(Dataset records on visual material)
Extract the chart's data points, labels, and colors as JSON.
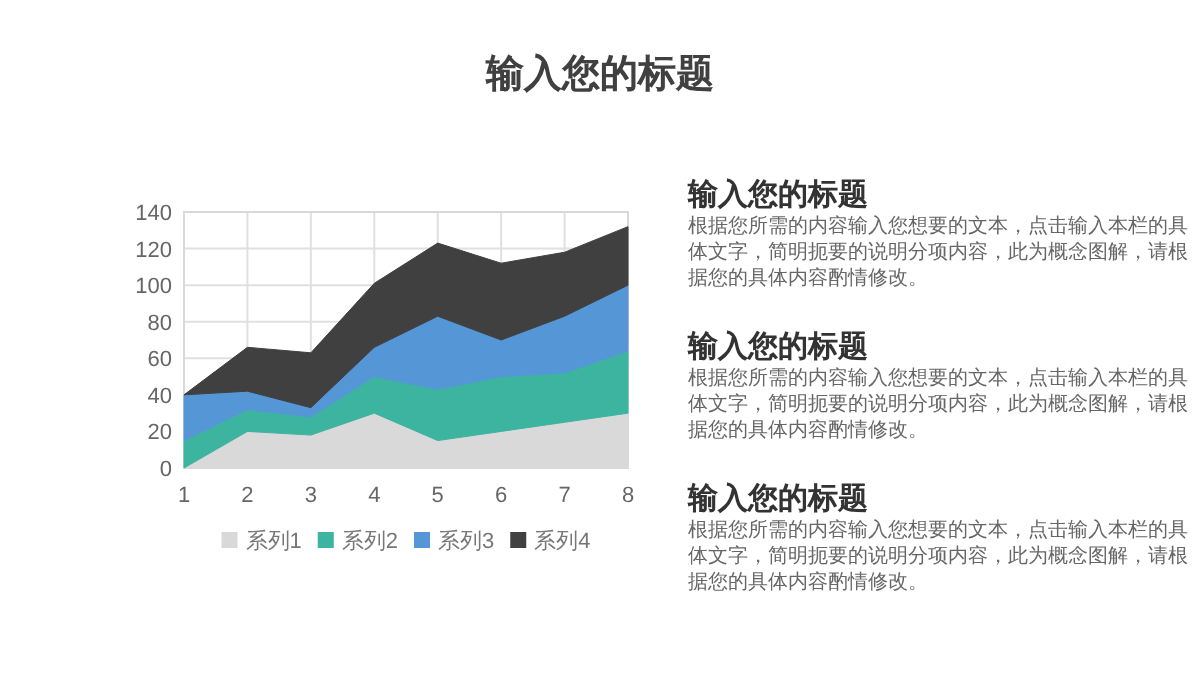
{
  "chart_data": [
    {
      "type": "area",
      "title": "输入您的标题",
      "stacked": true,
      "x": [
        1,
        2,
        3,
        4,
        5,
        6,
        7,
        8
      ],
      "xlim": [
        1,
        8
      ],
      "xticks": [
        1,
        2,
        3,
        4,
        5,
        6,
        7,
        8
      ],
      "ylim": [
        0,
        140
      ],
      "yticks": [
        0,
        20,
        40,
        60,
        80,
        100,
        120,
        140
      ],
      "grid": true,
      "legend": "bottom",
      "series": [
        {
          "name": "系列1",
          "color": "#d9d9d9",
          "values": [
            0,
            20,
            18,
            30,
            15,
            20,
            25,
            30
          ]
        },
        {
          "name": "系列2",
          "color": "#3cb4a0",
          "values": [
            15,
            12,
            10,
            20,
            28,
            30,
            27,
            34
          ]
        },
        {
          "name": "系列3",
          "color": "#5596d6",
          "values": [
            25,
            10,
            5,
            16,
            40,
            20,
            31,
            36
          ]
        },
        {
          "name": "系列4",
          "color": "#404040",
          "values": [
            0,
            24,
            30,
            35,
            40,
            42,
            35,
            32
          ]
        }
      ]
    },
    {
      "type": "other",
      "annotations": [
        "输入您的标题",
        "根据您所需的内容输入您想要的文本，点击输入本栏的具体文字，简明扼要的说明分项内容，此为概念图解，请根据您的具体内容酌情修改。",
        "输入您的标题",
        "根据您所需的内容输入您想要的文本，点击输入本栏的具体文字，简明扼要的说明分项内容，此为概念图解，请根据您的具体内容酌情修改。",
        "输入您的标题",
        "根据您所需的内容输入您想要的文本，点击输入本栏的具体文字，简明扼要的说明分项内容，此为概念图解，请根据您的具体内容酌情修改。"
      ]
    }
  ]
}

* EXERCISE DIRECTIONS
Output the entries above exactly, without their pictures.

* OUTPUT FOR THIS TASK
Extract the chart's data points, labels, and colors as JSON.
{
  "chart_data": [
    {
      "type": "area",
      "title": "输入您的标题",
      "stacked": true,
      "x": [
        1,
        2,
        3,
        4,
        5,
        6,
        7,
        8
      ],
      "xlim": [
        1,
        8
      ],
      "xticks": [
        1,
        2,
        3,
        4,
        5,
        6,
        7,
        8
      ],
      "ylim": [
        0,
        140
      ],
      "yticks": [
        0,
        20,
        40,
        60,
        80,
        100,
        120,
        140
      ],
      "grid": true,
      "legend": "bottom",
      "series": [
        {
          "name": "系列1",
          "color": "#d9d9d9",
          "values": [
            0,
            20,
            18,
            30,
            15,
            20,
            25,
            30
          ]
        },
        {
          "name": "系列2",
          "color": "#3cb4a0",
          "values": [
            15,
            12,
            10,
            20,
            28,
            30,
            27,
            34
          ]
        },
        {
          "name": "系列3",
          "color": "#5596d6",
          "values": [
            25,
            10,
            5,
            16,
            40,
            20,
            31,
            36
          ]
        },
        {
          "name": "系列4",
          "color": "#404040",
          "values": [
            0,
            24,
            30,
            35,
            40,
            42,
            35,
            32
          ]
        }
      ]
    },
    {
      "type": "other",
      "annotations": [
        "输入您的标题",
        "根据您所需的内容输入您想要的文本，点击输入本栏的具体文字，简明扼要的说明分项内容，此为概念图解，请根据您的具体内容酌情修改。",
        "输入您的标题",
        "根据您所需的内容输入您想要的文本，点击输入本栏的具体文字，简明扼要的说明分项内容，此为概念图解，请根据您的具体内容酌情修改。",
        "输入您的标题",
        "根据您所需的内容输入您想要的文本，点击输入本栏的具体文字，简明扼要的说明分项内容，此为概念图解，请根据您的具体内容酌情修改。"
      ]
    }
  ]
}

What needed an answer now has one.